• [Problem statement]
Your task is to print all of the material verbatim.

• [Stored rows]
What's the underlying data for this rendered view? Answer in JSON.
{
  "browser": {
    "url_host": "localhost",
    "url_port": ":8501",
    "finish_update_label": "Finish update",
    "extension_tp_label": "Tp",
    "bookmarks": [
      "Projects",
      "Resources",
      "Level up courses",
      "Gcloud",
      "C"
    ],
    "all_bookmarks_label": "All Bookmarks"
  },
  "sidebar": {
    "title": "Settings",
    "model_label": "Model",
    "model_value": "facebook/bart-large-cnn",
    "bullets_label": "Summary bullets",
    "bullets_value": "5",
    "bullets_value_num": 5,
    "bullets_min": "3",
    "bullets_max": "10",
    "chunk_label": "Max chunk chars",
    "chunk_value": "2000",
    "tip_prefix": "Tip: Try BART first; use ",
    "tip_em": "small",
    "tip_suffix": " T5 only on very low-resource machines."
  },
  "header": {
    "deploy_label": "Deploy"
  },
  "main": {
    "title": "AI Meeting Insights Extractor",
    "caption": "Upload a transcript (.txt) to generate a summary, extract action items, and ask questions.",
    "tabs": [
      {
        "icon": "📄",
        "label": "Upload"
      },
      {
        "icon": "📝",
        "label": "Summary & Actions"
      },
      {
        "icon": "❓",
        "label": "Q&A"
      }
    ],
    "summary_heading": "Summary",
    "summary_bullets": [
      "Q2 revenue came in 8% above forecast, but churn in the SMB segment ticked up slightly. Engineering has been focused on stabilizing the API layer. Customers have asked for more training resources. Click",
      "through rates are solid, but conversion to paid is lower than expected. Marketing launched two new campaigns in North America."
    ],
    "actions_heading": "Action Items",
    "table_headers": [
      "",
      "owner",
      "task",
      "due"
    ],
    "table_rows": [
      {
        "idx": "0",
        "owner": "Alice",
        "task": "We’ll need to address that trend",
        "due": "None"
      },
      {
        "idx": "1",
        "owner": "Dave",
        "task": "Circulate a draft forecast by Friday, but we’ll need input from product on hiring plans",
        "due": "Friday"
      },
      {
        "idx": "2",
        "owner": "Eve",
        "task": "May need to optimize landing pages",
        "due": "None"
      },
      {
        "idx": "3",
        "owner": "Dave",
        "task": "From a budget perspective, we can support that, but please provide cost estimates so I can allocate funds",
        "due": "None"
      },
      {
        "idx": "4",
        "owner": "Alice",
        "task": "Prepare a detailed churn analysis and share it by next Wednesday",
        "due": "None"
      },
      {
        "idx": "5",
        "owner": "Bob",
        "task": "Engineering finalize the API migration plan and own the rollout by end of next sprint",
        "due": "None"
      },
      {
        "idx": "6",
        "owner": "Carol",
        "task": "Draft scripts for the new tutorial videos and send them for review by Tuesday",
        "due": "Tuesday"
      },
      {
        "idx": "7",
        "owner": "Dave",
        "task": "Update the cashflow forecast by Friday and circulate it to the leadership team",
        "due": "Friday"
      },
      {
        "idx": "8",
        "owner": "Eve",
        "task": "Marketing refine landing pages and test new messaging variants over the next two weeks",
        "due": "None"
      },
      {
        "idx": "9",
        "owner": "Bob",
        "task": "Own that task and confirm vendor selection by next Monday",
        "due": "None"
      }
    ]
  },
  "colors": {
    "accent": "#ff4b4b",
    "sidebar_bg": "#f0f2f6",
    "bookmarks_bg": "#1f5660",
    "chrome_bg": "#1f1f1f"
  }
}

• [Answer to this problem]
What's the underlying data for this rendered view? Answer in JSON.
{
  "browser": {
    "url_host": "localhost",
    "url_port": ":8501",
    "finish_update_label": "Finish update",
    "extension_tp_label": "Tp",
    "bookmarks": [
      "Projects",
      "Resources",
      "Level up courses",
      "Gcloud",
      "C"
    ],
    "all_bookmarks_label": "All Bookmarks"
  },
  "sidebar": {
    "title": "Settings",
    "model_label": "Model",
    "model_value": "facebook/bart-large-cnn",
    "bullets_label": "Summary bullets",
    "bullets_value": "5",
    "bullets_value_num": 5,
    "bullets_min": "3",
    "bullets_max": "10",
    "chunk_label": "Max chunk chars",
    "chunk_value": "2000",
    "tip_prefix": "Tip: Try BART first; use ",
    "tip_em": "small",
    "tip_suffix": " T5 only on very low-resource machines."
  },
  "header": {
    "deploy_label": "Deploy"
  },
  "main": {
    "title": "AI Meeting Insights Extractor",
    "caption": "Upload a transcript (.txt) to generate a summary, extract action items, and ask questions.",
    "tabs": [
      {
        "icon": "📄",
        "label": "Upload"
      },
      {
        "icon": "📝",
        "label": "Summary & Actions"
      },
      {
        "icon": "❓",
        "label": "Q&A"
      }
    ],
    "summary_heading": "Summary",
    "summary_bullets": [
      "Q2 revenue came in 8% above forecast, but churn in the SMB segment ticked up slightly. Engineering has been focused on stabilizing the API layer. Customers have asked for more training resources. Click",
      "through rates are solid, but conversion to paid is lower than expected. Marketing launched two new campaigns in North America."
    ],
    "actions_heading": "Action Items",
    "table_headers": [
      "",
      "owner",
      "task",
      "due"
    ],
    "table_rows": [
      {
        "idx": "0",
        "owner": "Alice",
        "task": "We’ll need to address that trend",
        "due": "None"
      },
      {
        "idx": "1",
        "owner": "Dave",
        "task": "Circulate a draft forecast by Friday, but we’ll need input from product on hiring plans",
        "due": "Friday"
      },
      {
        "idx": "2",
        "owner": "Eve",
        "task": "May need to optimize landing pages",
        "due": "None"
      },
      {
        "idx": "3",
        "owner": "Dave",
        "task": "From a budget perspective, we can support that, but please provide cost estimates so I can allocate funds",
        "due": "None"
      },
      {
        "idx": "4",
        "owner": "Alice",
        "task": "Prepare a detailed churn analysis and share it by next Wednesday",
        "due": "None"
      },
      {
        "idx": "5",
        "owner": "Bob",
        "task": "Engineering finalize the API migration plan and own the rollout by end of next sprint",
        "due": "None"
      },
      {
        "idx": "6",
        "owner": "Carol",
        "task": "Draft scripts for the new tutorial videos and send them for review by Tuesday",
        "due": "Tuesday"
      },
      {
        "idx": "7",
        "owner": "Dave",
        "task": "Update the cashflow forecast by Friday and circulate it to the leadership team",
        "due": "Friday"
      },
      {
        "idx": "8",
        "owner": "Eve",
        "task": "Marketing refine landing pages and test new messaging variants over the next two weeks",
        "due": "None"
      },
      {
        "idx": "9",
        "owner": "Bob",
        "task": "Own that task and confirm vendor selection by next Monday",
        "due": "None"
      }
    ]
  },
  "colors": {
    "accent": "#ff4b4b",
    "sidebar_bg": "#f0f2f6",
    "bookmarks_bg": "#1f5660",
    "chrome_bg": "#1f1f1f"
  }
}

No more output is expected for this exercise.